### Exercise aim
Please copy the items below word for word.

========================================

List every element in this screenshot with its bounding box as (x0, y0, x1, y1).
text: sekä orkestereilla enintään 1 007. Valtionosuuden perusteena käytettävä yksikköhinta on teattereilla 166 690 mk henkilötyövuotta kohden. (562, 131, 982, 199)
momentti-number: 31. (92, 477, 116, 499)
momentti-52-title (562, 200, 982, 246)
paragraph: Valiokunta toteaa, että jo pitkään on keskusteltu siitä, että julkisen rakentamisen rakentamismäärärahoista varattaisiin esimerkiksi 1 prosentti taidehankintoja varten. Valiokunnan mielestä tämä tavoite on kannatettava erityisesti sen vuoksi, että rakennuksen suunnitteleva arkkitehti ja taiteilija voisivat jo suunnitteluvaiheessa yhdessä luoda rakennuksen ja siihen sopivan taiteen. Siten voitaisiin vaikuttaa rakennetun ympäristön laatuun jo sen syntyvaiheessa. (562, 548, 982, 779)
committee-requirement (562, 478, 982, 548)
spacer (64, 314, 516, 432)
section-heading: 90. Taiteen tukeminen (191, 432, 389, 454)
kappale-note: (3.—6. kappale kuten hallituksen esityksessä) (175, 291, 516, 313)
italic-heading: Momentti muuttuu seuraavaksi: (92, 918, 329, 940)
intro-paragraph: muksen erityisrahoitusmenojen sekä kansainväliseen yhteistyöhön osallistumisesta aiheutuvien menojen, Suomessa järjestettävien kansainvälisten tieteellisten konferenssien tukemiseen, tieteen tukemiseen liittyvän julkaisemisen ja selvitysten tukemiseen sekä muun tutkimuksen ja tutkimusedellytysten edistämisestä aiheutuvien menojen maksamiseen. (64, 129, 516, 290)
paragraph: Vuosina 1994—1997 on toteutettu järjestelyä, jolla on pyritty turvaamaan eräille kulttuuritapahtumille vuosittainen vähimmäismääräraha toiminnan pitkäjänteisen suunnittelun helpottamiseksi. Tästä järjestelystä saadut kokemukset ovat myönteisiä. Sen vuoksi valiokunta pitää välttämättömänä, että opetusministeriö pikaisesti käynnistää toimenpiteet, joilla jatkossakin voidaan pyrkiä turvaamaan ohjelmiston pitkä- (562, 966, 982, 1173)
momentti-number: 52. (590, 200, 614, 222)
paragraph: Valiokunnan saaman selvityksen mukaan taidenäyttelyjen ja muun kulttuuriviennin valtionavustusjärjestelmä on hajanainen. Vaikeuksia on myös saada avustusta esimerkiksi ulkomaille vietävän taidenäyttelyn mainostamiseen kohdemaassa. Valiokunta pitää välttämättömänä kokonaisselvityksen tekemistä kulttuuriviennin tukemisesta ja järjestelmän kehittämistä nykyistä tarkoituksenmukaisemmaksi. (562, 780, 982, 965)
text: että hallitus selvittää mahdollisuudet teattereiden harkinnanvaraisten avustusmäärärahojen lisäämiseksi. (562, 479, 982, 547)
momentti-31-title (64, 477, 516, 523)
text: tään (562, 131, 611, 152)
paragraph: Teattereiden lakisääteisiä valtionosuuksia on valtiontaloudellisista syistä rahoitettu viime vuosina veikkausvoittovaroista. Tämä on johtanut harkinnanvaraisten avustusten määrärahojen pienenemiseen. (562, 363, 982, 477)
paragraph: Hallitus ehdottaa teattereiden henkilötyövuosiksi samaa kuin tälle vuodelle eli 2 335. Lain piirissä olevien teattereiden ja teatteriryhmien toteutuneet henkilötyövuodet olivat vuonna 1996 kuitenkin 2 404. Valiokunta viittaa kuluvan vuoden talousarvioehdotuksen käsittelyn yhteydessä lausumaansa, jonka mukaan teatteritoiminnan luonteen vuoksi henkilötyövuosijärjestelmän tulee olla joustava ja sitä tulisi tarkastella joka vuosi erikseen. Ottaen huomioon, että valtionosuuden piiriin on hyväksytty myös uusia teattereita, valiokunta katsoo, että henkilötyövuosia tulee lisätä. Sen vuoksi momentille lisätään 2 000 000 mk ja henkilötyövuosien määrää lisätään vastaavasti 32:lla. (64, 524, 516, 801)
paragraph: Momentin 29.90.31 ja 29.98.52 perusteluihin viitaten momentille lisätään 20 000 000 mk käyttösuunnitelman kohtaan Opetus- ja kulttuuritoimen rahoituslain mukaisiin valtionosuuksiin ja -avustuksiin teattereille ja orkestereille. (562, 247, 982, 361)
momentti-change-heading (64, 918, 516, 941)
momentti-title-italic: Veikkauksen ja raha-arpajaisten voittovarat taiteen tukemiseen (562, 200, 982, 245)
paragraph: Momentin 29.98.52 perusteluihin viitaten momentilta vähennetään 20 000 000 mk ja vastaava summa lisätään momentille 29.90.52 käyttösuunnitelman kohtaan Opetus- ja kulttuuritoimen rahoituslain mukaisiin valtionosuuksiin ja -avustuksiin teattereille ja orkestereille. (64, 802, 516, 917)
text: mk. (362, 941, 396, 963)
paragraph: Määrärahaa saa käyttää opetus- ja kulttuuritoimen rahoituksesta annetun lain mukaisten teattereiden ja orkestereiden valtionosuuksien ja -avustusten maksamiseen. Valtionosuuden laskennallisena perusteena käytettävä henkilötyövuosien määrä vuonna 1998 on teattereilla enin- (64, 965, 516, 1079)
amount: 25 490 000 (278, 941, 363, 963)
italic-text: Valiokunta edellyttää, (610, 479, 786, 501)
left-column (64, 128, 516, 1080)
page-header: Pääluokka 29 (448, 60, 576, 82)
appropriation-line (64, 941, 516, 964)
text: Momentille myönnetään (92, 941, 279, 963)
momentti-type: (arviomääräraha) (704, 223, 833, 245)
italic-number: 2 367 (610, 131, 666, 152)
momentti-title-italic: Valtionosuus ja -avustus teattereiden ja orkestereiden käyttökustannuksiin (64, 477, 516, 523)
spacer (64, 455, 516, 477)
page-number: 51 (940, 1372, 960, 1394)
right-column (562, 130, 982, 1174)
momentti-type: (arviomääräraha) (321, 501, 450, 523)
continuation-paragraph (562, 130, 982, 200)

========================================

### Solution to this problem
List every element in this screenshot with its bounding box as (x0, y0, x1, y1).
text: sekä orkestereilla enintään 1 007. Valtionosuuden perusteena käytettävä yksikköhinta on teattereilla 166 690 mk henkilötyövuotta kohden. (562, 131, 982, 199)
momentti-number: 31. (92, 477, 116, 499)
momentti-52-title (562, 200, 982, 246)
paragraph: Valiokunta toteaa, että jo pitkään on keskusteltu siitä, että julkisen rakentamisen rakentamismäärärahoista varattaisiin esimerkiksi 1 prosentti taidehankintoja varten. Valiokunnan mielestä tämä tavoite on kannatettava erityisesti sen vuoksi, että rakennuksen suunnitteleva arkkitehti ja taiteilija voisivat jo suunnitteluvaiheessa yhdessä luoda rakennuksen ja siihen sopivan taiteen. Siten voitaisiin vaikuttaa rakennetun ympäristön laatuun jo sen syntyvaiheessa. (562, 548, 982, 779)
committee-requirement (562, 478, 982, 548)
spacer (64, 314, 516, 432)
section-heading: 90. Taiteen tukeminen (191, 432, 389, 454)
kappale-note: (3.—6. kappale kuten hallituksen esityksessä) (175, 291, 516, 313)
italic-heading: Momentti muuttuu seuraavaksi: (92, 918, 329, 940)
intro-paragraph: muksen erityisrahoitusmenojen sekä kansainväliseen yhteistyöhön osallistumisesta aiheutuvien menojen, Suomessa järjestettävien kansainvälisten tieteellisten konferenssien tukemiseen, tieteen tukemiseen liittyvän julkaisemisen ja selvitysten tukemiseen sekä muun tutkimuksen ja tutkimusedellytysten edistämisestä aiheutuvien menojen maksamiseen. (64, 129, 516, 290)
paragraph: Vuosina 1994—1997 on toteutettu järjestelyä, jolla on pyritty turvaamaan eräille kulttuuritapahtumille vuosittainen vähimmäismääräraha toiminnan pitkäjänteisen suunnittelun helpottamiseksi. Tästä järjestelystä saadut kokemukset ovat myönteisiä. Sen vuoksi valiokunta pitää välttämättömänä, että opetusministeriö pikaisesti käynnistää toimenpiteet, joilla jatkossakin voidaan pyrkiä turvaamaan ohjelmiston pitkä- (562, 966, 982, 1173)
momentti-number: 52. (590, 200, 614, 222)
paragraph: Valiokunnan saaman selvityksen mukaan taidenäyttelyjen ja muun kulttuuriviennin valtionavustusjärjestelmä on hajanainen. Vaikeuksia on myös saada avustusta esimerkiksi ulkomaille vietävän taidenäyttelyn mainostamiseen kohdemaassa. Valiokunta pitää välttämättömänä kokonaisselvityksen tekemistä kulttuuriviennin tukemisesta ja järjestelmän kehittämistä nykyistä tarkoituksenmukaisemmaksi. (562, 780, 982, 965)
text: että hallitus selvittää mahdollisuudet teattereiden harkinnanvaraisten avustusmäärärahojen lisäämiseksi. (562, 479, 982, 547)
momentti-31-title (64, 477, 516, 523)
text: tään (562, 131, 611, 152)
paragraph: Teattereiden lakisääteisiä valtionosuuksia on valtiontaloudellisista syistä rahoitettu viime vuosina veikkausvoittovaroista. Tämä on johtanut harkinnanvaraisten avustusten määrärahojen pienenemiseen. (562, 363, 982, 477)
paragraph: Hallitus ehdottaa teattereiden henkilötyövuosiksi samaa kuin tälle vuodelle eli 2 335. Lain piirissä olevien teattereiden ja teatteriryhmien toteutuneet henkilötyövuodet olivat vuonna 1996 kuitenkin 2 404. Valiokunta viittaa kuluvan vuoden talousarvioehdotuksen käsittelyn yhteydessä lausumaansa, jonka mukaan teatteritoiminnan luonteen vuoksi henkilötyövuosijärjestelmän tulee olla joustava ja sitä tulisi tarkastella joka vuosi erikseen. Ottaen huomioon, että valtionosuuden piiriin on hyväksytty myös uusia teattereita, valiokunta katsoo, että henkilötyövuosia tulee lisätä. Sen vuoksi momentille lisätään 2 000 000 mk ja henkilötyövuosien määrää lisätään vastaavasti 32:lla. (64, 524, 516, 801)
paragraph: Momentin 29.90.31 ja 29.98.52 perusteluihin viitaten momentille lisätään 20 000 000 mk käyttösuunnitelman kohtaan Opetus- ja kulttuuritoimen rahoituslain mukaisiin valtionosuuksiin ja -avustuksiin teattereille ja orkestereille. (562, 247, 982, 361)
momentti-change-heading (64, 918, 516, 941)
momentti-title-italic: Veikkauksen ja raha-arpajaisten voittovarat taiteen tukemiseen (562, 200, 982, 245)
paragraph: Momentin 29.98.52 perusteluihin viitaten momentilta vähennetään 20 000 000 mk ja vastaava summa lisätään momentille 29.90.52 käyttösuunnitelman kohtaan Opetus- ja kulttuuritoimen rahoituslain mukaisiin valtionosuuksiin ja -avustuksiin teattereille ja orkestereille. (64, 802, 516, 917)
text: mk. (362, 941, 396, 963)
paragraph: Määrärahaa saa käyttää opetus- ja kulttuuritoimen rahoituksesta annetun lain mukaisten teattereiden ja orkestereiden valtionosuuksien ja -avustusten maksamiseen. Valtionosuuden laskennallisena perusteena käytettävä henkilötyövuosien määrä vuonna 1998 on teattereilla enin- (64, 965, 516, 1079)
amount: 25 490 000 (278, 941, 363, 963)
italic-text: Valiokunta edellyttää, (610, 479, 786, 501)
left-column (64, 128, 516, 1080)
page-header: Pääluokka 29 (448, 60, 576, 82)
appropriation-line (64, 941, 516, 964)
text: Momentille myönnetään (92, 941, 279, 963)
momentti-type: (arviomääräraha) (704, 223, 833, 245)
italic-number: 2 367 (610, 131, 666, 152)
momentti-title-italic: Valtionosuus ja -avustus teattereiden ja orkestereiden käyttökustannuksiin (64, 477, 516, 523)
spacer (64, 455, 516, 477)
page-number: 51 (940, 1372, 960, 1394)
right-column (562, 130, 982, 1174)
momentti-type: (arviomääräraha) (321, 501, 450, 523)
continuation-paragraph (562, 130, 982, 200)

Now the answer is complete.